> _Stated exercise_: Output every line exactly as written. Leave out pictures.

= = = = = = =

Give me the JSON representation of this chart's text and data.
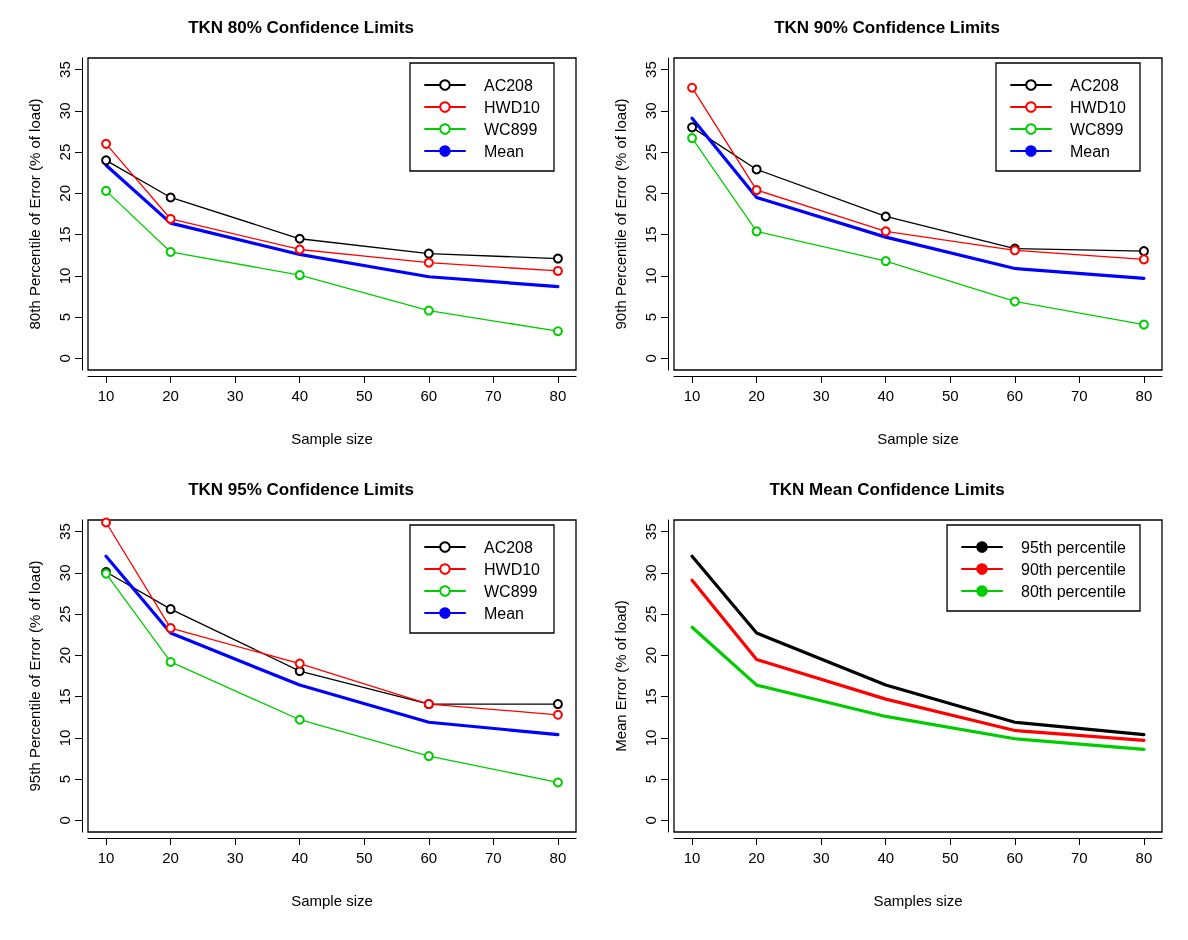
{
  "chart_data": [
    {
      "type": "line",
      "title": "TKN 80% Confidence Limits",
      "xlabel": "Sample size",
      "ylabel": "80th Percentile of Error (% of load)",
      "x": [
        10,
        20,
        40,
        60,
        80
      ],
      "xlim": [
        7.2,
        82.8
      ],
      "xticks": [
        10,
        20,
        30,
        40,
        50,
        60,
        70,
        80
      ],
      "ylim": [
        -1.4,
        36.4
      ],
      "yticks": [
        0,
        5,
        10,
        15,
        20,
        25,
        30,
        35
      ],
      "grid": false,
      "legend": "top right",
      "series": [
        {
          "name": "AC208",
          "color": "#000000",
          "marker": "circle",
          "values": [
            24,
            19.5,
            14.5,
            12.7,
            12.1
          ]
        },
        {
          "name": "HWD10",
          "color": "#ff0000",
          "marker": "circle",
          "values": [
            26,
            16.9,
            13.2,
            11.6,
            10.6
          ]
        },
        {
          "name": "WC899",
          "color": "#00cd00",
          "marker": "circle",
          "values": [
            20.3,
            12.9,
            10.1,
            5.8,
            3.3
          ]
        },
        {
          "name": "Mean",
          "color": "#0000ff",
          "marker": "none",
          "values": [
            23.4,
            16.4,
            12.6,
            9.9,
            8.7
          ]
        }
      ]
    },
    {
      "type": "line",
      "title": "TKN 90% Confidence Limits",
      "xlabel": "Sample size",
      "ylabel": "90th Percentile of Error (% of load)",
      "x": [
        10,
        20,
        40,
        60,
        80
      ],
      "xlim": [
        7.2,
        82.8
      ],
      "xticks": [
        10,
        20,
        30,
        40,
        50,
        60,
        70,
        80
      ],
      "ylim": [
        -1.4,
        36.4
      ],
      "yticks": [
        0,
        5,
        10,
        15,
        20,
        25,
        30,
        35
      ],
      "grid": false,
      "legend": "top right",
      "series": [
        {
          "name": "AC208",
          "color": "#000000",
          "marker": "circle",
          "values": [
            28,
            22.9,
            17.2,
            13.3,
            13
          ]
        },
        {
          "name": "HWD10",
          "color": "#ff0000",
          "marker": "circle",
          "values": [
            32.8,
            20.4,
            15.4,
            13.1,
            12
          ]
        },
        {
          "name": "WC899",
          "color": "#00cd00",
          "marker": "circle",
          "values": [
            26.7,
            15.4,
            11.8,
            6.9,
            4.1
          ]
        },
        {
          "name": "Mean",
          "color": "#0000ff",
          "marker": "none",
          "values": [
            29.1,
            19.5,
            14.7,
            10.9,
            9.7
          ]
        }
      ]
    },
    {
      "type": "line",
      "title": "TKN 95% Confidence Limits",
      "xlabel": "Sample size",
      "ylabel": "95th Percentile of Error (% of load)",
      "x": [
        10,
        20,
        40,
        60,
        80
      ],
      "xlim": [
        7.2,
        82.8
      ],
      "xticks": [
        10,
        20,
        30,
        40,
        50,
        60,
        70,
        80
      ],
      "ylim": [
        -1.4,
        36.4
      ],
      "yticks": [
        0,
        5,
        10,
        15,
        20,
        25,
        30,
        35
      ],
      "grid": false,
      "legend": "top right",
      "series": [
        {
          "name": "AC208",
          "color": "#000000",
          "marker": "circle",
          "values": [
            30.1,
            25.6,
            18.1,
            14.1,
            14.1
          ]
        },
        {
          "name": "HWD10",
          "color": "#ff0000",
          "marker": "circle",
          "values": [
            36.1,
            23.3,
            19,
            14.1,
            12.8
          ]
        },
        {
          "name": "WC899",
          "color": "#00cd00",
          "marker": "circle",
          "values": [
            29.9,
            19.2,
            12.2,
            7.8,
            4.6
          ]
        },
        {
          "name": "Mean",
          "color": "#0000ff",
          "marker": "none",
          "values": [
            32,
            22.7,
            16.4,
            11.9,
            10.4
          ]
        }
      ]
    },
    {
      "type": "line",
      "title": "TKN Mean Confidence Limits",
      "xlabel": "Samples size",
      "ylabel": "Mean Error (% of load)",
      "x": [
        10,
        20,
        40,
        60,
        80
      ],
      "xlim": [
        7.2,
        82.8
      ],
      "xticks": [
        10,
        20,
        30,
        40,
        50,
        60,
        70,
        80
      ],
      "ylim": [
        -1.4,
        36.4
      ],
      "yticks": [
        0,
        5,
        10,
        15,
        20,
        25,
        30,
        35
      ],
      "grid": false,
      "legend": "top right",
      "series": [
        {
          "name": "95th percentile",
          "color": "#000000",
          "marker": "none",
          "values": [
            32,
            22.7,
            16.4,
            11.9,
            10.4
          ]
        },
        {
          "name": "90th percentile",
          "color": "#ff0000",
          "marker": "none",
          "values": [
            29.1,
            19.5,
            14.7,
            10.9,
            9.7
          ]
        },
        {
          "name": "80th percentile",
          "color": "#00cd00",
          "marker": "none",
          "values": [
            23.4,
            16.4,
            12.6,
            9.9,
            8.6
          ]
        }
      ]
    }
  ]
}
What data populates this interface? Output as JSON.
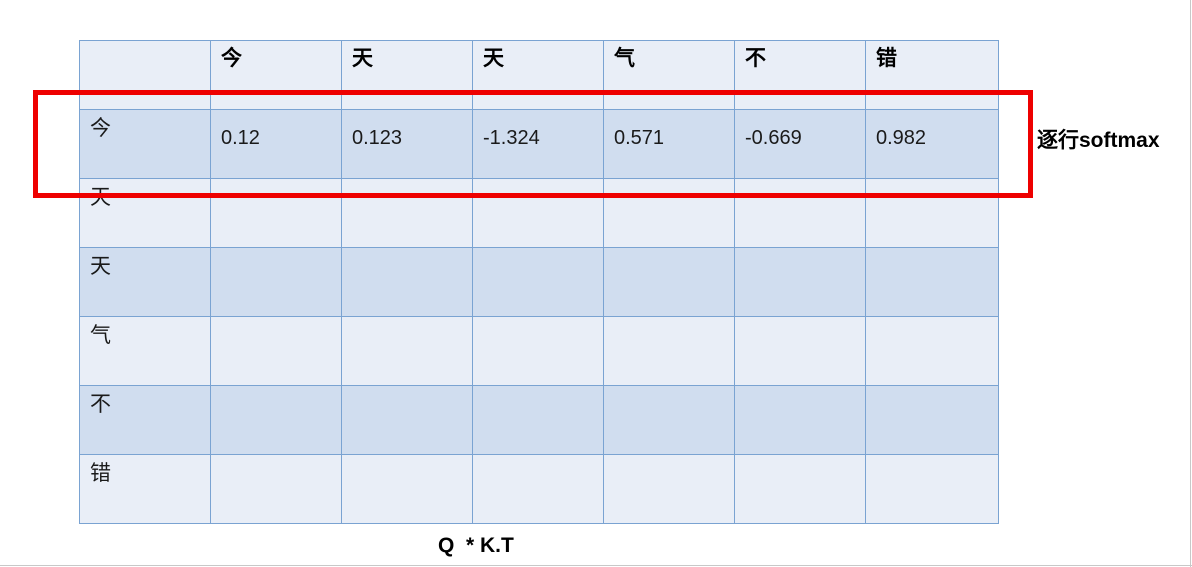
{
  "matrix": {
    "header_cells": [
      "",
      "今",
      "天",
      "天",
      "气",
      "不",
      "错"
    ],
    "rows": [
      {
        "label": "今",
        "values": [
          "0.12",
          "0.123",
          "-1.324",
          "0.571",
          "-0.669",
          "0.982"
        ]
      },
      {
        "label": "天",
        "values": [
          "",
          "",
          "",
          "",
          "",
          ""
        ]
      },
      {
        "label": "天",
        "values": [
          "",
          "",
          "",
          "",
          "",
          ""
        ]
      },
      {
        "label": "气",
        "values": [
          "",
          "",
          "",
          "",
          "",
          ""
        ]
      },
      {
        "label": "不",
        "values": [
          "",
          "",
          "",
          "",
          "",
          ""
        ]
      },
      {
        "label": "错",
        "values": [
          "",
          "",
          "",
          "",
          "",
          ""
        ]
      }
    ]
  },
  "highlight": {
    "label": "逐行softmax",
    "color": "#ee0000"
  },
  "formula": {
    "label": "Q  * K.T"
  },
  "colors": {
    "light_row": "#e9eef7",
    "dark_row": "#d0ddef",
    "grid_line": "#7aa3d2"
  }
}
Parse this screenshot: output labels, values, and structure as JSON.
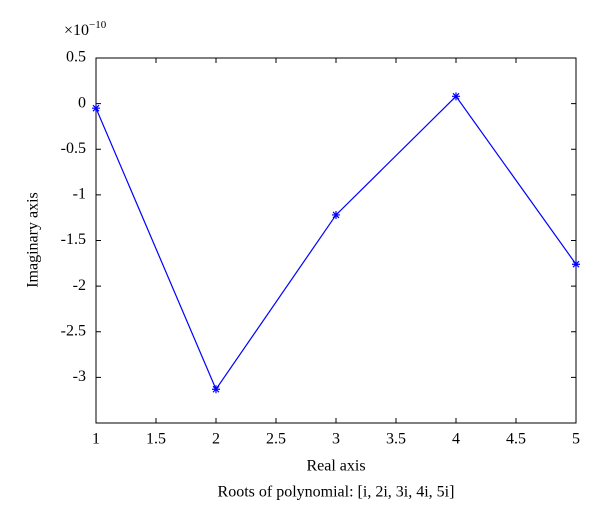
{
  "chart_data": {
    "type": "line",
    "x_label": "Real axis",
    "y_label": "Imaginary axis",
    "caption": "Roots of polynomial: [i, 2i, 3i, 4i, 5i]",
    "y_multiplier": "×10",
    "y_exponent": "−10",
    "x": [
      1,
      2,
      3,
      4,
      5
    ],
    "series": [
      {
        "color": "#0000ff",
        "marker": "asterisk",
        "values": [
          -0.05,
          -3.13,
          -1.22,
          0.08,
          -1.76
        ]
      }
    ],
    "xlim": [
      1,
      5
    ],
    "xticks": [
      1,
      1.5,
      2,
      2.5,
      3,
      3.5,
      4,
      4.5,
      5
    ],
    "ylim": [
      -3.5,
      0.5
    ],
    "yticks": [
      0.5,
      0,
      -0.5,
      -1,
      -1.5,
      -2,
      -2.5,
      -3
    ],
    "grid": false
  }
}
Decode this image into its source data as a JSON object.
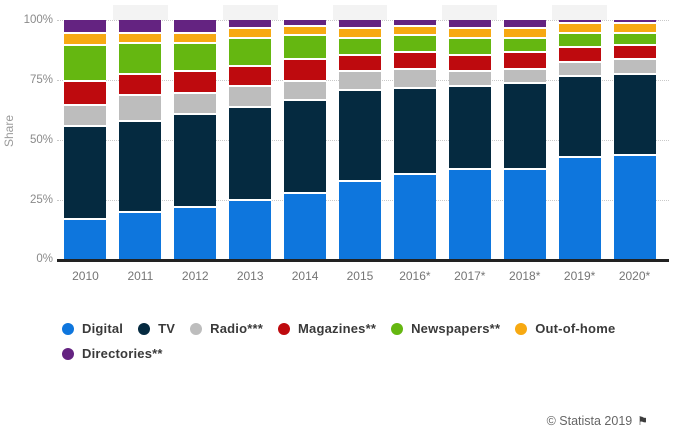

= = = = = = =

> _The answer_:
Give me the JSON representation of this chart's text and data.
{
  "chart_data": [
    {
      "type": "line",
      "title": "TKN 80% Confidence Limits",
      "xlabel": "Sample size",
      "ylabel": "80th Percentile of Error (% of load)",
      "x": [
        10,
        20,
        40,
        60,
        80
      ],
      "xlim": [
        7.2,
        82.8
      ],
      "xticks": [
        10,
        20,
        30,
        40,
        50,
        60,
        70,
        80
      ],
      "ylim": [
        -1.4,
        36.4
      ],
      "yticks": [
        0,
        5,
        10,
        15,
        20,
        25,
        30,
        35
      ],
      "grid": false,
      "legend": "top right",
      "series": [
        {
          "name": "AC208",
          "color": "#000000",
          "marker": "circle",
          "values": [
            24,
            19.5,
            14.5,
            12.7,
            12.1
          ]
        },
        {
          "name": "HWD10",
          "color": "#ff0000",
          "marker": "circle",
          "values": [
            26,
            16.9,
            13.2,
            11.6,
            10.6
          ]
        },
        {
          "name": "WC899",
          "color": "#00cd00",
          "marker": "circle",
          "values": [
            20.3,
            12.9,
            10.1,
            5.8,
            3.3
          ]
        },
        {
          "name": "Mean",
          "color": "#0000ff",
          "marker": "none",
          "values": [
            23.4,
            16.4,
            12.6,
            9.9,
            8.7
          ]
        }
      ]
    },
    {
      "type": "line",
      "title": "TKN 90% Confidence Limits",
      "xlabel": "Sample size",
      "ylabel": "90th Percentile of Error (% of load)",
      "x": [
        10,
        20,
        40,
        60,
        80
      ],
      "xlim": [
        7.2,
        82.8
      ],
      "xticks": [
        10,
        20,
        30,
        40,
        50,
        60,
        70,
        80
      ],
      "ylim": [
        -1.4,
        36.4
      ],
      "yticks": [
        0,
        5,
        10,
        15,
        20,
        25,
        30,
        35
      ],
      "grid": false,
      "legend": "top right",
      "series": [
        {
          "name": "AC208",
          "color": "#000000",
          "marker": "circle",
          "values": [
            28,
            22.9,
            17.2,
            13.3,
            13
          ]
        },
        {
          "name": "HWD10",
          "color": "#ff0000",
          "marker": "circle",
          "values": [
            32.8,
            20.4,
            15.4,
            13.1,
            12
          ]
        },
        {
          "name": "WC899",
          "color": "#00cd00",
          "marker": "circle",
          "values": [
            26.7,
            15.4,
            11.8,
            6.9,
            4.1
          ]
        },
        {
          "name": "Mean",
          "color": "#0000ff",
          "marker": "none",
          "values": [
            29.1,
            19.5,
            14.7,
            10.9,
            9.7
          ]
        }
      ]
    },
    {
      "type": "line",
      "title": "TKN 95% Confidence Limits",
      "xlabel": "Sample size",
      "ylabel": "95th Percentile of Error (% of load)",
      "x": [
        10,
        20,
        40,
        60,
        80
      ],
      "xlim": [
        7.2,
        82.8
      ],
      "xticks": [
        10,
        20,
        30,
        40,
        50,
        60,
        70,
        80
      ],
      "ylim": [
        -1.4,
        36.4
      ],
      "yticks": [
        0,
        5,
        10,
        15,
        20,
        25,
        30,
        35
      ],
      "grid": false,
      "legend": "top right",
      "series": [
        {
          "name": "AC208",
          "color": "#000000",
          "marker": "circle",
          "values": [
            30.1,
            25.6,
            18.1,
            14.1,
            14.1
          ]
        },
        {
          "name": "HWD10",
          "color": "#ff0000",
          "marker": "circle",
          "values": [
            36.1,
            23.3,
            19,
            14.1,
            12.8
          ]
        },
        {
          "name": "WC899",
          "color": "#00cd00",
          "marker": "circle",
          "values": [
            29.9,
            19.2,
            12.2,
            7.8,
            4.6
          ]
        },
        {
          "name": "Mean",
          "color": "#0000ff",
          "marker": "none",
          "values": [
            32,
            22.7,
            16.4,
            11.9,
            10.4
          ]
        }
      ]
    },
    {
      "type": "line",
      "title": "TKN Mean Confidence Limits",
      "xlabel": "Samples size",
      "ylabel": "Mean Error (% of load)",
      "x": [
        10,
        20,
        40,
        60,
        80
      ],
      "xlim": [
        7.2,
        82.8
      ],
      "xticks": [
        10,
        20,
        30,
        40,
        50,
        60,
        70,
        80
      ],
      "ylim": [
        -1.4,
        36.4
      ],
      "yticks": [
        0,
        5,
        10,
        15,
        20,
        25,
        30,
        35
      ],
      "grid": false,
      "legend": "top right",
      "series": [
        {
          "name": "95th percentile",
          "color": "#000000",
          "marker": "none",
          "values": [
            32,
            22.7,
            16.4,
            11.9,
            10.4
          ]
        },
        {
          "name": "90th percentile",
          "color": "#ff0000",
          "marker": "none",
          "values": [
            29.1,
            19.5,
            14.7,
            10.9,
            9.7
          ]
        },
        {
          "name": "80th percentile",
          "color": "#00cd00",
          "marker": "none",
          "values": [
            23.4,
            16.4,
            12.6,
            9.9,
            8.6
          ]
        }
      ]
    }
  ]
}
What data populates this interface? Output as JSON.
{
  "matrix": {
    "header_cells": [
      "",
      "今",
      "天",
      "天",
      "气",
      "不",
      "错"
    ],
    "rows": [
      {
        "label": "今",
        "values": [
          "0.12",
          "0.123",
          "-1.324",
          "0.571",
          "-0.669",
          "0.982"
        ]
      },
      {
        "label": "天",
        "values": [
          "",
          "",
          "",
          "",
          "",
          ""
        ]
      },
      {
        "label": "天",
        "values": [
          "",
          "",
          "",
          "",
          "",
          ""
        ]
      },
      {
        "label": "气",
        "values": [
          "",
          "",
          "",
          "",
          "",
          ""
        ]
      },
      {
        "label": "不",
        "values": [
          "",
          "",
          "",
          "",
          "",
          ""
        ]
      },
      {
        "label": "错",
        "values": [
          "",
          "",
          "",
          "",
          "",
          ""
        ]
      }
    ]
  },
  "highlight": {
    "label": "逐行softmax",
    "color": "#ee0000"
  },
  "formula": {
    "label": "Q  * K.T"
  },
  "colors": {
    "light_row": "#e9eef7",
    "dark_row": "#d0ddef",
    "grid_line": "#7aa3d2"
  }
}
Parse this screenshot: output labels, values, and structure as JSON.
{
  "chart_data": {
    "type": "line",
    "x_label": "Real axis",
    "y_label": "Imaginary axis",
    "caption": "Roots of polynomial: [i, 2i, 3i, 4i, 5i]",
    "y_multiplier": "×10",
    "y_exponent": "−10",
    "x": [
      1,
      2,
      3,
      4,
      5
    ],
    "series": [
      {
        "color": "#0000ff",
        "marker": "asterisk",
        "values": [
          -0.05,
          -3.13,
          -1.22,
          0.08,
          -1.76
        ]
      }
    ],
    "xlim": [
      1,
      5
    ],
    "xticks": [
      1,
      1.5,
      2,
      2.5,
      3,
      3.5,
      4,
      4.5,
      5
    ],
    "ylim": [
      -3.5,
      0.5
    ],
    "yticks": [
      0.5,
      0,
      -0.5,
      -1,
      -1.5,
      -2,
      -2.5,
      -3
    ],
    "grid": false
  }
}
Decode this image into its source data as a JSON object.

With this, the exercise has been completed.